##### Data
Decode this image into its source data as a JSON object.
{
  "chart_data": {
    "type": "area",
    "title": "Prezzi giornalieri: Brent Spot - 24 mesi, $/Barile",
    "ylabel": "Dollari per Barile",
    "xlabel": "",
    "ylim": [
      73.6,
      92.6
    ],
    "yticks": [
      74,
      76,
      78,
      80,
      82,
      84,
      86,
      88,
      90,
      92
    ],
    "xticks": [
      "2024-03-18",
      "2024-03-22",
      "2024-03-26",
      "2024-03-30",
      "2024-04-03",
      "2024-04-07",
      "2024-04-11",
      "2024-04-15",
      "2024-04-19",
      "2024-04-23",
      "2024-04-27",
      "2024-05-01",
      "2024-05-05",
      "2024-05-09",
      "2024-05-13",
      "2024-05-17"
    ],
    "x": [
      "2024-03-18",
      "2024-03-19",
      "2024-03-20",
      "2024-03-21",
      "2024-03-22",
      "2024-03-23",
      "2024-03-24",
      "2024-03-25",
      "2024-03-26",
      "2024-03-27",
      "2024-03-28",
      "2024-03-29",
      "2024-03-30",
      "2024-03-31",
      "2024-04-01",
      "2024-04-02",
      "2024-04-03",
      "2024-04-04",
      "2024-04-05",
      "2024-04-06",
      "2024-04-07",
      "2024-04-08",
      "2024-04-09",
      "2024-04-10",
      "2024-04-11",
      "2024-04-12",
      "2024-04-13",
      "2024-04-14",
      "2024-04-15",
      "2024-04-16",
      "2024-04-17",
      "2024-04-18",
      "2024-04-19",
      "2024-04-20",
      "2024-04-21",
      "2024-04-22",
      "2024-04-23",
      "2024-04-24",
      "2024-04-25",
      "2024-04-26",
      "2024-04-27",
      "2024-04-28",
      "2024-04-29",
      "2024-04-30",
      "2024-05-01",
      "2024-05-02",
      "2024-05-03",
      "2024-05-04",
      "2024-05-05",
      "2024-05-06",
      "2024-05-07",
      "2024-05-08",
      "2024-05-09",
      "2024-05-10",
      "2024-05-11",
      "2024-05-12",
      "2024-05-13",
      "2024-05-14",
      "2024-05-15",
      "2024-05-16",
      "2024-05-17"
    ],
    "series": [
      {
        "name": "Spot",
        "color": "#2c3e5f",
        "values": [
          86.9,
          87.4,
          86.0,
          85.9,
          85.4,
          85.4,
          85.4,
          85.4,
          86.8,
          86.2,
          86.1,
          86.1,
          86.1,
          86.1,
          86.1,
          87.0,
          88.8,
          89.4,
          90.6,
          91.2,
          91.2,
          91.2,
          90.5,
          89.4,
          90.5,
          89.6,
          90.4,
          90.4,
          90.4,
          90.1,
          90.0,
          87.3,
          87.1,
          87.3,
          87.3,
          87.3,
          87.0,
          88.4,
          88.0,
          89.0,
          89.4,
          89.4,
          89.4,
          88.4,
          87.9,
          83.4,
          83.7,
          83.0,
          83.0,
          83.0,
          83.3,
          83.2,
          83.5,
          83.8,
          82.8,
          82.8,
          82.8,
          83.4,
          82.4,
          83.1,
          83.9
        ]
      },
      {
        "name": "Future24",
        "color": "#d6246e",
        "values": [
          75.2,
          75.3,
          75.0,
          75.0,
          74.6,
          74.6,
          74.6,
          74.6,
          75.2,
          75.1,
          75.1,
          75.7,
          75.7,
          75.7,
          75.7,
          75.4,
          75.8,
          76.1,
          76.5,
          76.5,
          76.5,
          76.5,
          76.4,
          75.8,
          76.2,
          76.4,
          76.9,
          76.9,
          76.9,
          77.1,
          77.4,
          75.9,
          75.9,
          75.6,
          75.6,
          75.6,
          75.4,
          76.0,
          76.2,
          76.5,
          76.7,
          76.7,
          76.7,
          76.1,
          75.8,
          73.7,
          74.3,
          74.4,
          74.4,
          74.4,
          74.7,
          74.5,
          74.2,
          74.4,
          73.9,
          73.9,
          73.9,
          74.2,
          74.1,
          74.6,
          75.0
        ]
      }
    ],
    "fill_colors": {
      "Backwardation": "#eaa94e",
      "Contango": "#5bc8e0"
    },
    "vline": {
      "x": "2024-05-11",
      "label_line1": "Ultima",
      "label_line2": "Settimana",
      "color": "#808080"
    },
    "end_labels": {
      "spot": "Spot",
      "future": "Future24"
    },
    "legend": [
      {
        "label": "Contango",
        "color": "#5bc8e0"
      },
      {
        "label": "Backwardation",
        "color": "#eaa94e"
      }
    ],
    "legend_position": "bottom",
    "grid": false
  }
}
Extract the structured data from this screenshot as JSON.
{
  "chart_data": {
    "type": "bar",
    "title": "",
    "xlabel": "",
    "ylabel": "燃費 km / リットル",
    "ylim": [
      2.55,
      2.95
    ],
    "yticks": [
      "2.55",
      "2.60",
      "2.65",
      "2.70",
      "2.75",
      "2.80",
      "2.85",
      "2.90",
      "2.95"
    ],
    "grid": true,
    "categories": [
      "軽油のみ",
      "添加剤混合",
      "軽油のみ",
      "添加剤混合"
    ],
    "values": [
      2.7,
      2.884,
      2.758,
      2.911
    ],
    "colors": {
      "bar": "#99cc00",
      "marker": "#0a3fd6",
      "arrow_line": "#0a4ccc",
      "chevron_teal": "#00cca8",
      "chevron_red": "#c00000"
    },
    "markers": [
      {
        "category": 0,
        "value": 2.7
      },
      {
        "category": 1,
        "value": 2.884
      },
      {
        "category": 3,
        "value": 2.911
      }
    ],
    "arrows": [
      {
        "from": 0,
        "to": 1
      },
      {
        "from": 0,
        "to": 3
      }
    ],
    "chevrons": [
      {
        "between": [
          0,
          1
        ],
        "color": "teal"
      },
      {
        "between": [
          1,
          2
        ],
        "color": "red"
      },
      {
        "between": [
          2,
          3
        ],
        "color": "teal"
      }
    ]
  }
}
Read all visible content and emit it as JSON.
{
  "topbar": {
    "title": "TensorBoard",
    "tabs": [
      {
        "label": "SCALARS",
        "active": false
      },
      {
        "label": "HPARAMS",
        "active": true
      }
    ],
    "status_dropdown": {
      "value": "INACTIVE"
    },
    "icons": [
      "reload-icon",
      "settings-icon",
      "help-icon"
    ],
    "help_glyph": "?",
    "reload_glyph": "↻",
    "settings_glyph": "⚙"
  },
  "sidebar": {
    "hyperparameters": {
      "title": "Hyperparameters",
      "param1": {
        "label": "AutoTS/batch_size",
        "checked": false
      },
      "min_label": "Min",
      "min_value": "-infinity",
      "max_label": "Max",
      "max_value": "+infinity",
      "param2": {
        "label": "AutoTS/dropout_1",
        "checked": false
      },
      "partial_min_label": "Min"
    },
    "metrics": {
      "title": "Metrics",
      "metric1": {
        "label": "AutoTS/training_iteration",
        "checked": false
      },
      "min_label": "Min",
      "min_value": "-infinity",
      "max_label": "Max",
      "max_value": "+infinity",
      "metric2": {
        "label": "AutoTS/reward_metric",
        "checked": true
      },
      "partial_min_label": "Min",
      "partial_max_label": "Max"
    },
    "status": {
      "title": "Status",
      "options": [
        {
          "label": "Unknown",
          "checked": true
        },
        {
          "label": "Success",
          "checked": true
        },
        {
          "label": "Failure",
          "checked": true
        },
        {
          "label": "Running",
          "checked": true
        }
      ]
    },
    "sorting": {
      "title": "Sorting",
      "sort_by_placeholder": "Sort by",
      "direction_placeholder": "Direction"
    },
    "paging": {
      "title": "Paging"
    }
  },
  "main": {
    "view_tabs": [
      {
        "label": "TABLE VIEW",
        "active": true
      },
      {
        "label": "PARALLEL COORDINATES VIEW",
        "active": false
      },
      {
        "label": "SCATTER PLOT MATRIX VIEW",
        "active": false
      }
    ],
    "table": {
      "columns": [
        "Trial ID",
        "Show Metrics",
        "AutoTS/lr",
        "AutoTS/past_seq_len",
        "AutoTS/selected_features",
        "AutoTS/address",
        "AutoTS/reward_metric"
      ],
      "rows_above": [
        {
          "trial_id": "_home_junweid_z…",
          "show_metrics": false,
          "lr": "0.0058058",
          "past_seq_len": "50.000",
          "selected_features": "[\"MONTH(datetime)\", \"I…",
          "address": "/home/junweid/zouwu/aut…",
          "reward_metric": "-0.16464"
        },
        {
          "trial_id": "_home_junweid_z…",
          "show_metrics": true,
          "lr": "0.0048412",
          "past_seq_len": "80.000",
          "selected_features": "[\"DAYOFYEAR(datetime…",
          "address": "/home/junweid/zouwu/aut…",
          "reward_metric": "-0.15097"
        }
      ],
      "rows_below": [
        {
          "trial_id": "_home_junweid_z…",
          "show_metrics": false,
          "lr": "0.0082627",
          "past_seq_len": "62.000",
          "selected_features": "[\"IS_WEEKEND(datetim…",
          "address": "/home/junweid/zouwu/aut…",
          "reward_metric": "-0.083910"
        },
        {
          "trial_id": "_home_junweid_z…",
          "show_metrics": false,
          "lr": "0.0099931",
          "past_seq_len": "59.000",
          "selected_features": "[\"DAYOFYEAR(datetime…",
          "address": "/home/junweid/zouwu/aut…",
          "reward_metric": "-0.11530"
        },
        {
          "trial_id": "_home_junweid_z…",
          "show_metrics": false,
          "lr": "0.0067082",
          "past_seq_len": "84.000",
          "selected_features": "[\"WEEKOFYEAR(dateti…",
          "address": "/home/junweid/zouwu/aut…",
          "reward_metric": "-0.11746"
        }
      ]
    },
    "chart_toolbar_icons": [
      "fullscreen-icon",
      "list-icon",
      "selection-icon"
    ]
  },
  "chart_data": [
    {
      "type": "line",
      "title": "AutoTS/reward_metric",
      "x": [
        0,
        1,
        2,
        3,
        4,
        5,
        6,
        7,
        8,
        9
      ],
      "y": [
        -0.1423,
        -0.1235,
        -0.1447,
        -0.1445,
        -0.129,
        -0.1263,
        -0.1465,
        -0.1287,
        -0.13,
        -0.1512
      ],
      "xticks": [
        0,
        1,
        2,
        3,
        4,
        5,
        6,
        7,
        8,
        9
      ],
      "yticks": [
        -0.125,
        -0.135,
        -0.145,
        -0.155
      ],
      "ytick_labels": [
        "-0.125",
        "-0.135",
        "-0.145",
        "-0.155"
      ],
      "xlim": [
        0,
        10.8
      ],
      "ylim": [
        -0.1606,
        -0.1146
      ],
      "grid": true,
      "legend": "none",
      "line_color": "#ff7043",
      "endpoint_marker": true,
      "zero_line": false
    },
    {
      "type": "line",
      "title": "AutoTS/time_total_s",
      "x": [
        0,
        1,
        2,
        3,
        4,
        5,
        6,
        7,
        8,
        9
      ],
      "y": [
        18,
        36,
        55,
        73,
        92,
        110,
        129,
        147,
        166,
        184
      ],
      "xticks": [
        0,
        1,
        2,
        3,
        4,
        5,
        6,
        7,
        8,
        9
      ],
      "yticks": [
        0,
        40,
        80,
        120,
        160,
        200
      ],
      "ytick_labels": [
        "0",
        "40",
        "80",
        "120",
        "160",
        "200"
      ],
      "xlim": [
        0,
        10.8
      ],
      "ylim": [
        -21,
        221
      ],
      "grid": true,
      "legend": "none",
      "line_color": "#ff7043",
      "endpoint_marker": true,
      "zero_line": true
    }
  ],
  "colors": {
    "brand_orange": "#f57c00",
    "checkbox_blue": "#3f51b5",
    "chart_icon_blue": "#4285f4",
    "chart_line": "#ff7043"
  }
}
##########
> _Required work_
Out of the preceding entries, pull every line containing the string "title".

> _Solution below_
    "title": "Prezzi giornalieri: Brent Spot - 24 mesi, $/Barile",
    "title": "",
    "title": "TensorBoard",
      "title": "Hyperparameters",
      "title": "Metrics",
      "title": "Status",
      "title": "Sorting",
      "title": "Paging"
      "title": "AutoTS/reward_metric",
      "title": "AutoTS/time_total_s",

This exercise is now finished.